Data records =>

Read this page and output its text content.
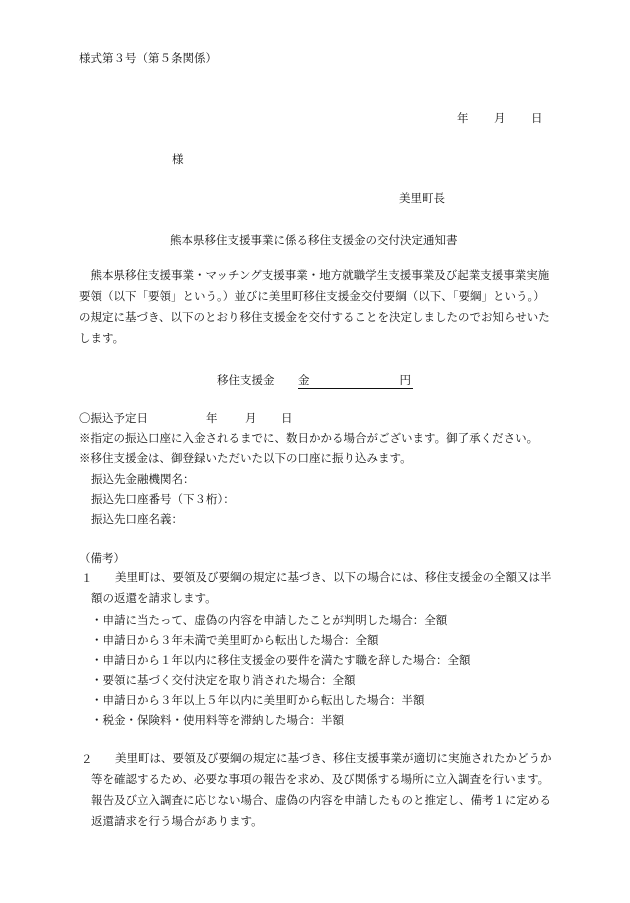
様式第３号（第５条関係）

年 月 日

様

美里町長

熊本県移住支援事業に係る移住支援金の交付決定通知書

熊本県移住支援事業・マッチング支援事業・地方就職学生支援事業及び起業支援事業実施要領（以下「要領」という。）並びに美里町移住支援金交付要綱（以下、「要綱」という。）の規定に基づき、以下のとおり移住支援金を交付することを決定しましたのでお知らせいたします。

移住支援金 金	円

〇振込予定日	年 月 日

※指定の振込口座に入金されるまでに、数日かかる場合がございます。御了承ください。

※移住支援金は、御登録いただいた以下の口座に振り込みます。

振込先金融機関名：

振込先口座番号（下３桁）：

振込先口座名義：

（備考）

１	美里町は、要領及び要綱の規定に基づき、以下の場合には、移住支援金の全額又は半額の返還を請求します。

・申請に当たって、虚偽の内容を申請したことが判明した場合：全額

・申請日から３年未満で美里町から転出した場合：全額

・申請日から１年以内に移住支援金の要件を満たす職を辞した場合：全額

・要領に基づく交付決定を取り消された場合：全額

・申請日から３年以上５年以内に美里町から転出した場合：半額

・税金・保険料・使用料等を滞納した場合：半額

２	美里町は、要領及び要綱の規定に基づき、移住支援事業が適切に実施されたかどうか等を確認するため、必要な事項の報告を求め、及び関係する場所に立入調査を行います。報告及び立入調査に応じない場合、虚偽の内容を申請したものと推定し、備考１に定める返還請求を行う場合があります。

Written exercise => From the records given above, reproduce all text exactly and exclude each picture.

Finished task =>
Read this page and output its text content.
様式第３号（第５条関係）

年 月 日

様

美里町長

熊本県移住支援事業に係る移住支援金の交付決定通知書

熊本県移住支援事業・マッチング支援事業・地方就職学生支援事業及び起業支援事業実施要領（以下「要領」という。）並びに美里町移住支援金交付要綱（以下、「要綱」という。）の規定に基づき、以下のとおり移住支援金を交付することを決定しましたのでお知らせいたします。

移住支援金 金	円

〇振込予定日	年 月 日

※指定の振込口座に入金されるまでに、数日かかる場合がございます。御了承ください。

※移住支援金は、御登録いただいた以下の口座に振り込みます。

振込先金融機関名：

振込先口座番号（下３桁）：

振込先口座名義：

（備考）

１	美里町は、要領及び要綱の規定に基づき、以下の場合には、移住支援金の全額又は半額の返還を請求します。

・申請に当たって、虚偽の内容を申請したことが判明した場合：全額

・申請日から３年未満で美里町から転出した場合：全額

・申請日から１年以内に移住支援金の要件を満たす職を辞した場合：全額

・要領に基づく交付決定を取り消された場合：全額

・申請日から３年以上５年以内に美里町から転出した場合：半額

・税金・保険料・使用料等を滞納した場合：半額

２	美里町は、要領及び要綱の規定に基づき、移住支援事業が適切に実施されたかどうか等を確認するため、必要な事項の報告を求め、及び関係する場所に立入調査を行います。報告及び立入調査に応じない場合、虚偽の内容を申請したものと推定し、備考１に定める返還請求を行う場合があります。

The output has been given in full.